__Task instructions__. Without including the pictures, copy out every line below.

__Dataset records__.
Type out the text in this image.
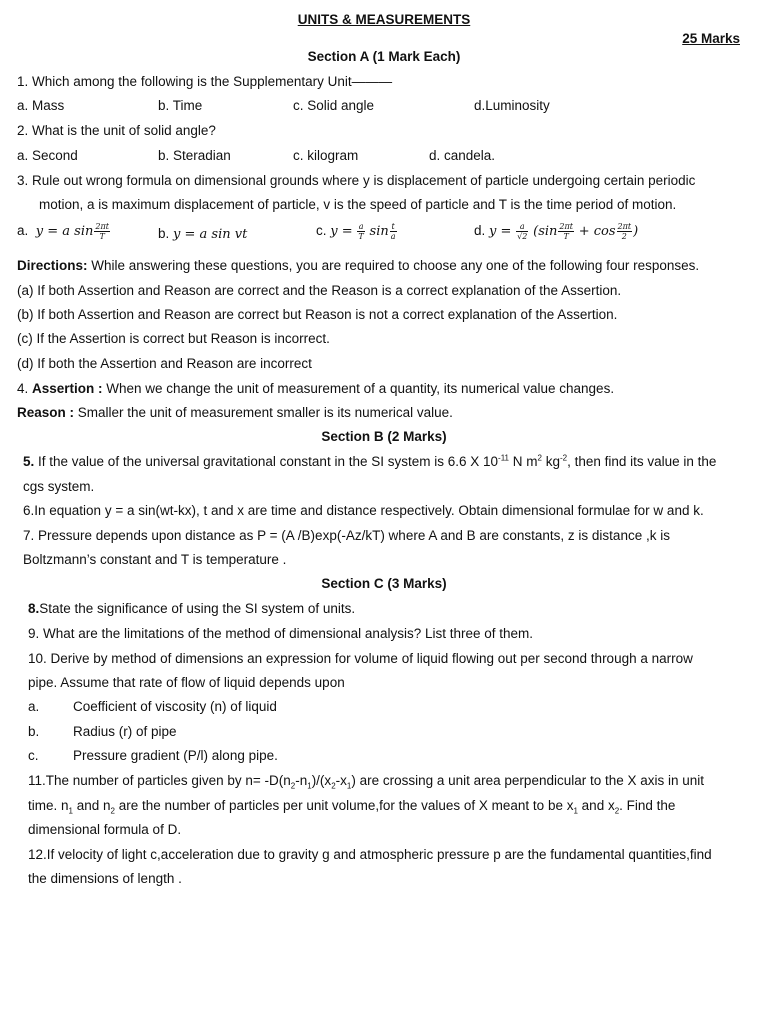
UNITS & MEASUREMENTS
25 Marks
Section A (1 Mark Each)
1. Which among the following is the Supplementary Unit———
a. Mass	b. Time	c. Solid angle	d.Luminosity
2. What is the unit of solid angle?
a. Second	b. Steradian	c. kilogram	d. candela.
3. Rule out wrong formula on dimensional grounds where y is displacement of particle undergoing certain periodic
motion, a is maximum displacement of particle, v is the speed of particle and T is the time period of motion.
a. y = a $\sin \frac{2\pi t}{T}$	b. y = a sin vt	c. $y = \frac{a}{T}$ $\sin \frac{t}{a}$	d. $y = \frac{a}{√2} (\sin \frac{2\pi t}{T} + \cos \frac{2\pi t}{2}$ )
Directions: While answering these questions, you are required to choose any one of the following four responses.
(a) If both Assertion and Reason are correct and the Reason is a correct explanation of the Assertion.
(b) If both Assertion and Reason are correct but Reason is not a correct explanation of the Assertion.
(c) If the Assertion is correct but Reason is incorrect.
(d) If both the Assertion and Reason are incorrect
4. Assertion : When we change the unit of measurement of a quantity, its numerical value changes.
Reason : Smaller the unit of measurement smaller is its numerical value.
Section B (2 Marks)
5. If the value of the universal gravitational constant in the SI system is 6.6 X $10^{-11}$ N $m^2$ $kg^{-2}$, then find its value in the
cgs system.
6.In equation y = a sin(wt-kx), t and x are time and distance respectively. Obtain dimensional formulae for w and k.
7. Pressure depends upon distance as P = (A /B)exp(-Az/kT) where A and B are constants, z is distance ,k is
Boltzmann’s constant and T is temperature .
Section C (3 Marks)
8.State the significance of using the SI system of units.
9. What are the limitations of the method of dimensional analysis? List three of them.
10. Derive by method of dimensions an expression for volume of liquid flowing out per second through a narrow
pipe. Assume that rate of flow of liquid depends upon
a. Coefficient of viscosity (n) of liquid
b. Radius (r) of pipe
c.	Pressure gradient (P/l) along pipe.
11.The number of particles given by $n= -D(n_2-n_1)/(x_2-x_1)$ are crossing a unit area perpendicular to the X axis in unit
time. $n_1$ and $n_2$ are the number of particles per unit volume,for the values of X meant to be $x_1$ and $x_2$. Find the
dimensional formula of D.
12.If velocity of light c,acceleration due to gravity g and atmospheric pressure p are the fundamental quantities,find
the dimensions of length .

__Solution to this exercise__.
Type out the text in this image.
UNITS & MEASUREMENTS
25 Marks
Section A (1 Mark Each)
1. Which among the following is the Supplementary Unit———
a. Mass	b. Time	c. Solid angle	d.Luminosity
2. What is the unit of solid angle?
a. Second	b. Steradian	c. kilogram	d. candela.
3. Rule out wrong formula on dimensional grounds where y is displacement of particle undergoing certain periodic
motion, a is maximum displacement of particle, v is the speed of particle and T is the time period of motion.
a. y = a $\sin \frac{2\pi t}{T}$	b. y = a sin vt	c. $y = \frac{a}{T}$ $\sin \frac{t}{a}$	d. $y = \frac{a}{√2} (\sin \frac{2\pi t}{T} + \cos \frac{2\pi t}{2}$ )
Directions: While answering these questions, you are required to choose any one of the following four responses.
(a) If both Assertion and Reason are correct and the Reason is a correct explanation of the Assertion.
(b) If both Assertion and Reason are correct but Reason is not a correct explanation of the Assertion.
(c) If the Assertion is correct but Reason is incorrect.
(d) If both the Assertion and Reason are incorrect
4. Assertion : When we change the unit of measurement of a quantity, its numerical value changes.
Reason : Smaller the unit of measurement smaller is its numerical value.
Section B (2 Marks)
5. If the value of the universal gravitational constant in the SI system is 6.6 X $10^{-11}$ N $m^2$ $kg^{-2}$, then find its value in the
cgs system.
6.In equation y = a sin(wt-kx), t and x are time and distance respectively. Obtain dimensional formulae for w and k.
7. Pressure depends upon distance as P = (A /B)exp(-Az/kT) where A and B are constants, z is distance ,k is
Boltzmann’s constant and T is temperature .
Section C (3 Marks)
8.State the significance of using the SI system of units.
9. What are the limitations of the method of dimensional analysis? List three of them.
10. Derive by method of dimensions an expression for volume of liquid flowing out per second through a narrow
pipe. Assume that rate of flow of liquid depends upon
a. Coefficient of viscosity (n) of liquid
b. Radius (r) of pipe
c.	Pressure gradient (P/l) along pipe.
11.The number of particles given by $n= -D(n_2-n_1)/(x_2-x_1)$ are crossing a unit area perpendicular to the X axis in unit
time. $n_1$ and $n_2$ are the number of particles per unit volume,for the values of X meant to be $x_1$ and $x_2$. Find the
dimensional formula of D.
12.If velocity of light c,acceleration due to gravity g and atmospheric pressure p are the fundamental quantities,find
the dimensions of length .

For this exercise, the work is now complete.